▸ **PROBLEM REQUIREMENTS**: Restate the whole listing exactly.

▸ **DATASET ENTRIES**:
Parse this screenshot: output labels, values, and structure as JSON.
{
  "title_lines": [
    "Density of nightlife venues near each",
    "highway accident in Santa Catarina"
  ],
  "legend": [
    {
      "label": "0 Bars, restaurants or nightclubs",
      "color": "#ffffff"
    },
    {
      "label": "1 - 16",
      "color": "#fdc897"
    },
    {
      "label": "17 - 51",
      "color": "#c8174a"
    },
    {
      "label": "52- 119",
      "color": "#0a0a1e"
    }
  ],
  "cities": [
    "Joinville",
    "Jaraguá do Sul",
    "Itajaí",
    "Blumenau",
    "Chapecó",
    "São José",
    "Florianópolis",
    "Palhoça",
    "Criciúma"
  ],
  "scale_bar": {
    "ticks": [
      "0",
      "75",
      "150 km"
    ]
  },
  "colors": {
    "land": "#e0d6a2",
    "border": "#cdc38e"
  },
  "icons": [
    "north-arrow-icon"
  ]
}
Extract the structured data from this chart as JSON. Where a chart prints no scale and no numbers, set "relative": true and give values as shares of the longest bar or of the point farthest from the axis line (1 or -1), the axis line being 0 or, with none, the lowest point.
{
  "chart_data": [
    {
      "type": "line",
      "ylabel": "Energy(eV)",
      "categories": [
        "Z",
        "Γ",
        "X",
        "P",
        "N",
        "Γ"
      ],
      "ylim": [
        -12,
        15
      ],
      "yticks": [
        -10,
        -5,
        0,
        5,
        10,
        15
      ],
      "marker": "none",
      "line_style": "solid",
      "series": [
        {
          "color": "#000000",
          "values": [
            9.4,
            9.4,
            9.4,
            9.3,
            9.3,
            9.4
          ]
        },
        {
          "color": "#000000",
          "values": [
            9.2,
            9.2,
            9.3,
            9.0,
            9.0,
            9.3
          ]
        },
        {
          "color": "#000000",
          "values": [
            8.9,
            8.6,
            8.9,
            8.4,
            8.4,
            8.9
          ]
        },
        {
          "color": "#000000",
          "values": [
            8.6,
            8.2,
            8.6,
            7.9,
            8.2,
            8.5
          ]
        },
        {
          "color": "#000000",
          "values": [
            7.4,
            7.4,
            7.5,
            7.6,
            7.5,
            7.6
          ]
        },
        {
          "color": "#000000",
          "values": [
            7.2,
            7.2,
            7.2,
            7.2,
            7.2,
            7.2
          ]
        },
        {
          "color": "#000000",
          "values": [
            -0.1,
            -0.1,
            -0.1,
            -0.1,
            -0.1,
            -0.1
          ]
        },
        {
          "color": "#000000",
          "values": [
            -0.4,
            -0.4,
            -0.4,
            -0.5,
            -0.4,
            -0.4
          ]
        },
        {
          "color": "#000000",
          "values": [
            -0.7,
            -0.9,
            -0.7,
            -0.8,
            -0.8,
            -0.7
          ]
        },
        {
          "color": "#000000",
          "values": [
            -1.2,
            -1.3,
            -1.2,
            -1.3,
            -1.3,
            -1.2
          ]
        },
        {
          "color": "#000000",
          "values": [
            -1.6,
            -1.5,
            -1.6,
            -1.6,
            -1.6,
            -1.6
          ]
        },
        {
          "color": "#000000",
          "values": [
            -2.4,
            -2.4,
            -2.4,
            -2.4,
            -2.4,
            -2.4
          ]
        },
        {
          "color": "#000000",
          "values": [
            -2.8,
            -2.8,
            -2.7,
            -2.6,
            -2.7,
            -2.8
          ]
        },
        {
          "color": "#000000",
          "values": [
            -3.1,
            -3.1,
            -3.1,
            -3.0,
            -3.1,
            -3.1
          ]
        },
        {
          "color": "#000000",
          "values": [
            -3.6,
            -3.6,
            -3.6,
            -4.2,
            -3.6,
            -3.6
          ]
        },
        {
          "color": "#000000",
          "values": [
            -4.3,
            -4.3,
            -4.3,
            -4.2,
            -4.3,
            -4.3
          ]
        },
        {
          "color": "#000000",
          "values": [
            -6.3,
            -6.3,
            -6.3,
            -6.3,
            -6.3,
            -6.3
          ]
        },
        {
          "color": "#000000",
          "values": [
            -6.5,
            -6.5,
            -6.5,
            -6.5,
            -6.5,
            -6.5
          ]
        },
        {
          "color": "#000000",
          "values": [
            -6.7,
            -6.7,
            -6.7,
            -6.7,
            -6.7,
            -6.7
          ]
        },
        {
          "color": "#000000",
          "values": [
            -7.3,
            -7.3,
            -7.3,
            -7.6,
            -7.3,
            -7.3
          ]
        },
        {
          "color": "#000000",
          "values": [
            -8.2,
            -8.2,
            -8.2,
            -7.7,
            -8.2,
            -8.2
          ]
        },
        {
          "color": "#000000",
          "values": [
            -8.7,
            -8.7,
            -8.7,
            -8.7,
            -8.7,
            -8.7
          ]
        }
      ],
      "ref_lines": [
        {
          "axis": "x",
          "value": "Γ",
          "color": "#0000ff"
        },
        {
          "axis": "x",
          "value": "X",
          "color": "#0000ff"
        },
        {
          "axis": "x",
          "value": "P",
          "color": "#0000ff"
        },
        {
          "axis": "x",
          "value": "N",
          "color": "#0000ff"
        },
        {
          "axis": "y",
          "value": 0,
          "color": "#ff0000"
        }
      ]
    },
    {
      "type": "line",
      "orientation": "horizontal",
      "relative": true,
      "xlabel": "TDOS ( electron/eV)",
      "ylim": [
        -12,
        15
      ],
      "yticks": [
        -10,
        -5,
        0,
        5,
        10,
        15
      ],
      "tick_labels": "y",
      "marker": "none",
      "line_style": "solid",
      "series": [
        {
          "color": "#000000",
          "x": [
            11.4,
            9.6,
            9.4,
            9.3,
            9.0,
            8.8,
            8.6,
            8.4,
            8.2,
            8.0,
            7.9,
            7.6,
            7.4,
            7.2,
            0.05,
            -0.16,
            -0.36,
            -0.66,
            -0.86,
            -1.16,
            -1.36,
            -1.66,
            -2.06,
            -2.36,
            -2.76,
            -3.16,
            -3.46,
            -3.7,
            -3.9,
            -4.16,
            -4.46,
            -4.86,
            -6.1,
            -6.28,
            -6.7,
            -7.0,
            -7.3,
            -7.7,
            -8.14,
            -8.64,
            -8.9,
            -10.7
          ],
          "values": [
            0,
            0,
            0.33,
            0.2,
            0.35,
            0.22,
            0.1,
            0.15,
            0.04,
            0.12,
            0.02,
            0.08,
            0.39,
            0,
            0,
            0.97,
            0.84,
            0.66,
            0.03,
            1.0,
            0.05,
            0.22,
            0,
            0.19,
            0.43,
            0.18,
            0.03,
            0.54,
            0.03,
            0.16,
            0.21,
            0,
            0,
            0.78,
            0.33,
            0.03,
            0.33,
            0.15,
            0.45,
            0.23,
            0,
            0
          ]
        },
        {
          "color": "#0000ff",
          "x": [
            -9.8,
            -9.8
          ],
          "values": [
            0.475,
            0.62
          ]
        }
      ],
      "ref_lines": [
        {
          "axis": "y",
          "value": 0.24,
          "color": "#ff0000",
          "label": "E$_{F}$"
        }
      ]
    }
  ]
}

▸ **RESULT OF THIS TASK**:
Parse this screenshot: output labels, values, and structure as JSON.
{
  "title_lines": [
    "Density of nightlife venues near each",
    "highway accident in Santa Catarina"
  ],
  "legend": [
    {
      "label": "0 Bars, restaurants or nightclubs",
      "color": "#ffffff"
    },
    {
      "label": "1 - 16",
      "color": "#fdc897"
    },
    {
      "label": "17 - 51",
      "color": "#c8174a"
    },
    {
      "label": "52- 119",
      "color": "#0a0a1e"
    }
  ],
  "cities": [
    "Joinville",
    "Jaraguá do Sul",
    "Itajaí",
    "Blumenau",
    "Chapecó",
    "São José",
    "Florianópolis",
    "Palhoça",
    "Criciúma"
  ],
  "scale_bar": {
    "ticks": [
      "0",
      "75",
      "150 km"
    ]
  },
  "colors": {
    "land": "#e0d6a2",
    "border": "#cdc38e"
  },
  "icons": [
    "north-arrow-icon"
  ]
}
Extract the structured data from this chart as JSON. Where a chart prints no scale and no numbers, set "relative": true and give values as shares of the longest bar or of the point farthest from the axis line (1 or -1), the axis line being 0 or, with none, the lowest point.
{
  "chart_data": [
    {
      "type": "line",
      "ylabel": "Energy(eV)",
      "categories": [
        "Z",
        "Γ",
        "X",
        "P",
        "N",
        "Γ"
      ],
      "ylim": [
        -12,
        15
      ],
      "yticks": [
        -10,
        -5,
        0,
        5,
        10,
        15
      ],
      "marker": "none",
      "line_style": "solid",
      "series": [
        {
          "color": "#000000",
          "values": [
            9.4,
            9.4,
            9.4,
            9.3,
            9.3,
            9.4
          ]
        },
        {
          "color": "#000000",
          "values": [
            9.2,
            9.2,
            9.3,
            9.0,
            9.0,
            9.3
          ]
        },
        {
          "color": "#000000",
          "values": [
            8.9,
            8.6,
            8.9,
            8.4,
            8.4,
            8.9
          ]
        },
        {
          "color": "#000000",
          "values": [
            8.6,
            8.2,
            8.6,
            7.9,
            8.2,
            8.5
          ]
        },
        {
          "color": "#000000",
          "values": [
            7.4,
            7.4,
            7.5,
            7.6,
            7.5,
            7.6
          ]
        },
        {
          "color": "#000000",
          "values": [
            7.2,
            7.2,
            7.2,
            7.2,
            7.2,
            7.2
          ]
        },
        {
          "color": "#000000",
          "values": [
            -0.1,
            -0.1,
            -0.1,
            -0.1,
            -0.1,
            -0.1
          ]
        },
        {
          "color": "#000000",
          "values": [
            -0.4,
            -0.4,
            -0.4,
            -0.5,
            -0.4,
            -0.4
          ]
        },
        {
          "color": "#000000",
          "values": [
            -0.7,
            -0.9,
            -0.7,
            -0.8,
            -0.8,
            -0.7
          ]
        },
        {
          "color": "#000000",
          "values": [
            -1.2,
            -1.3,
            -1.2,
            -1.3,
            -1.3,
            -1.2
          ]
        },
        {
          "color": "#000000",
          "values": [
            -1.6,
            -1.5,
            -1.6,
            -1.6,
            -1.6,
            -1.6
          ]
        },
        {
          "color": "#000000",
          "values": [
            -2.4,
            -2.4,
            -2.4,
            -2.4,
            -2.4,
            -2.4
          ]
        },
        {
          "color": "#000000",
          "values": [
            -2.8,
            -2.8,
            -2.7,
            -2.6,
            -2.7,
            -2.8
          ]
        },
        {
          "color": "#000000",
          "values": [
            -3.1,
            -3.1,
            -3.1,
            -3.0,
            -3.1,
            -3.1
          ]
        },
        {
          "color": "#000000",
          "values": [
            -3.6,
            -3.6,
            -3.6,
            -4.2,
            -3.6,
            -3.6
          ]
        },
        {
          "color": "#000000",
          "values": [
            -4.3,
            -4.3,
            -4.3,
            -4.2,
            -4.3,
            -4.3
          ]
        },
        {
          "color": "#000000",
          "values": [
            -6.3,
            -6.3,
            -6.3,
            -6.3,
            -6.3,
            -6.3
          ]
        },
        {
          "color": "#000000",
          "values": [
            -6.5,
            -6.5,
            -6.5,
            -6.5,
            -6.5,
            -6.5
          ]
        },
        {
          "color": "#000000",
          "values": [
            -6.7,
            -6.7,
            -6.7,
            -6.7,
            -6.7,
            -6.7
          ]
        },
        {
          "color": "#000000",
          "values": [
            -7.3,
            -7.3,
            -7.3,
            -7.6,
            -7.3,
            -7.3
          ]
        },
        {
          "color": "#000000",
          "values": [
            -8.2,
            -8.2,
            -8.2,
            -7.7,
            -8.2,
            -8.2
          ]
        },
        {
          "color": "#000000",
          "values": [
            -8.7,
            -8.7,
            -8.7,
            -8.7,
            -8.7,
            -8.7
          ]
        }
      ],
      "ref_lines": [
        {
          "axis": "x",
          "value": "Γ",
          "color": "#0000ff"
        },
        {
          "axis": "x",
          "value": "X",
          "color": "#0000ff"
        },
        {
          "axis": "x",
          "value": "P",
          "color": "#0000ff"
        },
        {
          "axis": "x",
          "value": "N",
          "color": "#0000ff"
        },
        {
          "axis": "y",
          "value": 0,
          "color": "#ff0000"
        }
      ]
    },
    {
      "type": "line",
      "orientation": "horizontal",
      "relative": true,
      "xlabel": "TDOS ( electron/eV)",
      "ylim": [
        -12,
        15
      ],
      "yticks": [
        -10,
        -5,
        0,
        5,
        10,
        15
      ],
      "tick_labels": "y",
      "marker": "none",
      "line_style": "solid",
      "series": [
        {
          "color": "#000000",
          "x": [
            11.4,
            9.6,
            9.4,
            9.3,
            9.0,
            8.8,
            8.6,
            8.4,
            8.2,
            8.0,
            7.9,
            7.6,
            7.4,
            7.2,
            0.05,
            -0.16,
            -0.36,
            -0.66,
            -0.86,
            -1.16,
            -1.36,
            -1.66,
            -2.06,
            -2.36,
            -2.76,
            -3.16,
            -3.46,
            -3.7,
            -3.9,
            -4.16,
            -4.46,
            -4.86,
            -6.1,
            -6.28,
            -6.7,
            -7.0,
            -7.3,
            -7.7,
            -8.14,
            -8.64,
            -8.9,
            -10.7
          ],
          "values": [
            0,
            0,
            0.33,
            0.2,
            0.35,
            0.22,
            0.1,
            0.15,
            0.04,
            0.12,
            0.02,
            0.08,
            0.39,
            0,
            0,
            0.97,
            0.84,
            0.66,
            0.03,
            1.0,
            0.05,
            0.22,
            0,
            0.19,
            0.43,
            0.18,
            0.03,
            0.54,
            0.03,
            0.16,
            0.21,
            0,
            0,
            0.78,
            0.33,
            0.03,
            0.33,
            0.15,
            0.45,
            0.23,
            0,
            0
          ]
        },
        {
          "color": "#0000ff",
          "x": [
            -9.8,
            -9.8
          ],
          "values": [
            0.475,
            0.62
          ]
        }
      ],
      "ref_lines": [
        {
          "axis": "y",
          "value": 0.24,
          "color": "#ff0000",
          "label": "E$_{F}$"
        }
      ]
    }
  ]
}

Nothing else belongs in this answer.